Dataset items
---+---

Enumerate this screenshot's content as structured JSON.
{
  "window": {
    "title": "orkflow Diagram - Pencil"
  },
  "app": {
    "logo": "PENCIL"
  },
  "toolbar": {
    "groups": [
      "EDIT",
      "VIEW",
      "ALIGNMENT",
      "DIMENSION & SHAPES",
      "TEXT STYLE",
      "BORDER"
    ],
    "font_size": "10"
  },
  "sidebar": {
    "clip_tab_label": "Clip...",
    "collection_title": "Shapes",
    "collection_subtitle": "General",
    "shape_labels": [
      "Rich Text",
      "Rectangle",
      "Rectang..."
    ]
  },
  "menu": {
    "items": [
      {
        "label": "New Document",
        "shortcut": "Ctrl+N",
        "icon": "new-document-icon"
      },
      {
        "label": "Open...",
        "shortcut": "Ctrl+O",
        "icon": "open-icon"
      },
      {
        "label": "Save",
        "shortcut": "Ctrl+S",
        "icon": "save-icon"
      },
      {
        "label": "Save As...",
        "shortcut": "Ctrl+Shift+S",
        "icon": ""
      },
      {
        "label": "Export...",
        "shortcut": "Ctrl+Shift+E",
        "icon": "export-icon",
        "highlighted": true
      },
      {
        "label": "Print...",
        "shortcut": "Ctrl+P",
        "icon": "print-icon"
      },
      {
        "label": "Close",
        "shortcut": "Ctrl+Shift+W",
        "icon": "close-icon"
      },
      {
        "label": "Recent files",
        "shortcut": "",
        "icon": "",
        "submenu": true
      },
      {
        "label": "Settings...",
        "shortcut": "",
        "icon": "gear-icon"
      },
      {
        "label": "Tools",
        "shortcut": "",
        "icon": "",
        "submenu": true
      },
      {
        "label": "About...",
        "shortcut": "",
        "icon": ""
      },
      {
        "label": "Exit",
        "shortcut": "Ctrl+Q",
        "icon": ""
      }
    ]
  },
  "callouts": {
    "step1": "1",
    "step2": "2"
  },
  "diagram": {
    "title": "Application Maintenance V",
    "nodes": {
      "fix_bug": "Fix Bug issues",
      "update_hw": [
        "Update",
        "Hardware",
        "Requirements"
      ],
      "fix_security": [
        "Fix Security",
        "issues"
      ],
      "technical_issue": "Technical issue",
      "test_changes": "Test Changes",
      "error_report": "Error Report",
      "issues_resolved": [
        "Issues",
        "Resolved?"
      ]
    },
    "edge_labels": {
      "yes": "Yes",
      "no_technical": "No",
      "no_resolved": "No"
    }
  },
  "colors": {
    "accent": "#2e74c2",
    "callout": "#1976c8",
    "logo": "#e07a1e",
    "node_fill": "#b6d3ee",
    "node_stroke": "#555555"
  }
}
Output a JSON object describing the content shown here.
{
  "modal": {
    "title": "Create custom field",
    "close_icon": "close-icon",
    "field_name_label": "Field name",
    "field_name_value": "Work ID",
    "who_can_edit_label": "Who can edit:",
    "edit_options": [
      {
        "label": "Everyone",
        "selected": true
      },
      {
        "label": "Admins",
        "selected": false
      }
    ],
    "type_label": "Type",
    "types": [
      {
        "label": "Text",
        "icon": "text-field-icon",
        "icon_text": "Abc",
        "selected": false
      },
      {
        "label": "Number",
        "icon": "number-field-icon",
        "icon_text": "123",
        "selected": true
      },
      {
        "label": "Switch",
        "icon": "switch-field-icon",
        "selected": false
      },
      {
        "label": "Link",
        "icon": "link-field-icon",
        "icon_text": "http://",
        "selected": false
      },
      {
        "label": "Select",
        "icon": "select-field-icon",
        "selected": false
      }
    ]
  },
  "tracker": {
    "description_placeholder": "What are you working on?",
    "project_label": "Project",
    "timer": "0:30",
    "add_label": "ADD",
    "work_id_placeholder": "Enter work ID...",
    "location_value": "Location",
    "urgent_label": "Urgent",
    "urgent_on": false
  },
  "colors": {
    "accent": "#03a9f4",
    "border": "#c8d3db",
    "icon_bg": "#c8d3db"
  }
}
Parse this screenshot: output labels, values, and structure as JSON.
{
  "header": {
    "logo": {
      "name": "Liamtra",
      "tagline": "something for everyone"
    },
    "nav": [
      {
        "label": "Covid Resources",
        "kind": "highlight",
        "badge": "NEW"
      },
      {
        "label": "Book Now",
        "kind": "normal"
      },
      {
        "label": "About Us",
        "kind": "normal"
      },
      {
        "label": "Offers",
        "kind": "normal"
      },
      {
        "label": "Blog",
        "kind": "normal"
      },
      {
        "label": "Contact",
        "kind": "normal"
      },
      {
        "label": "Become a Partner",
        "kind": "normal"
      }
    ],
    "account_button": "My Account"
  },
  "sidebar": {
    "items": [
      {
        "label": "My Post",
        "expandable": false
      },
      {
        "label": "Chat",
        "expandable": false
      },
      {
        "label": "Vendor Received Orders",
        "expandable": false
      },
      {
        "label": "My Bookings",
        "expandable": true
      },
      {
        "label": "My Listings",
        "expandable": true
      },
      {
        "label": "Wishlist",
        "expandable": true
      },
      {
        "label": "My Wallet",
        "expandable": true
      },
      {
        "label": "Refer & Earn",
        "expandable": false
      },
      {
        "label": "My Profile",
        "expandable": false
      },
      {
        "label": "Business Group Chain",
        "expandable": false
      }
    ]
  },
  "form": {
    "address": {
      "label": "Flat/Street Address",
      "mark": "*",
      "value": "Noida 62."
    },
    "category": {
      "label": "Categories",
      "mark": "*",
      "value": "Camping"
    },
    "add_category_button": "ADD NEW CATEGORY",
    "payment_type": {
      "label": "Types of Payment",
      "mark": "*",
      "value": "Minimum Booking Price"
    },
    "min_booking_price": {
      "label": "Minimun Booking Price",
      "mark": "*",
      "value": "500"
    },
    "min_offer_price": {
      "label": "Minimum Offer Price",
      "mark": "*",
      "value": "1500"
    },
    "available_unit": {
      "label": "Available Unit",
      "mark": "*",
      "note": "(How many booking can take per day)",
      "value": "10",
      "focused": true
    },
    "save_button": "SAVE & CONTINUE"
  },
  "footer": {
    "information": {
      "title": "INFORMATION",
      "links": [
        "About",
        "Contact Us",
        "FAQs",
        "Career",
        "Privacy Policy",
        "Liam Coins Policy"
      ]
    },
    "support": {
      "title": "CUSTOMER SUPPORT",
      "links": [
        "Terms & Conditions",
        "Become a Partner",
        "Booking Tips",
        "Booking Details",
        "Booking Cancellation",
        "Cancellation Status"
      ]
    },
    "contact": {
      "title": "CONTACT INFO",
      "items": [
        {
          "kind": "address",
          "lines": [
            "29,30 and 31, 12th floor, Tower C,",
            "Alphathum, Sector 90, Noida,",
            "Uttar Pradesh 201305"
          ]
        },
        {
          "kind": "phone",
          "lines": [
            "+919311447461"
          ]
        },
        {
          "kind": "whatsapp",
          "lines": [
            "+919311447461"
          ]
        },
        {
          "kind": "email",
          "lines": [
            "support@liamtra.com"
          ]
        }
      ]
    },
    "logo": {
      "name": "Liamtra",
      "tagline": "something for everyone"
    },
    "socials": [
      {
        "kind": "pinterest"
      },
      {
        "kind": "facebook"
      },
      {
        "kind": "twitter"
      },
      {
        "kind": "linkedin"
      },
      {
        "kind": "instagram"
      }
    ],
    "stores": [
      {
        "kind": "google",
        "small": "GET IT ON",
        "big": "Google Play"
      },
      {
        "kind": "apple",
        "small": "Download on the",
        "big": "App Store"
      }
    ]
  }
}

---+---

* Task directions *
Note every line above where the string "Shift" shows up, and copy those lines.

* Correct response *
        "shortcut": "Ctrl+Shift+S",
        "shortcut": "Ctrl+Shift+E",
        "shortcut": "Ctrl+Shift+W",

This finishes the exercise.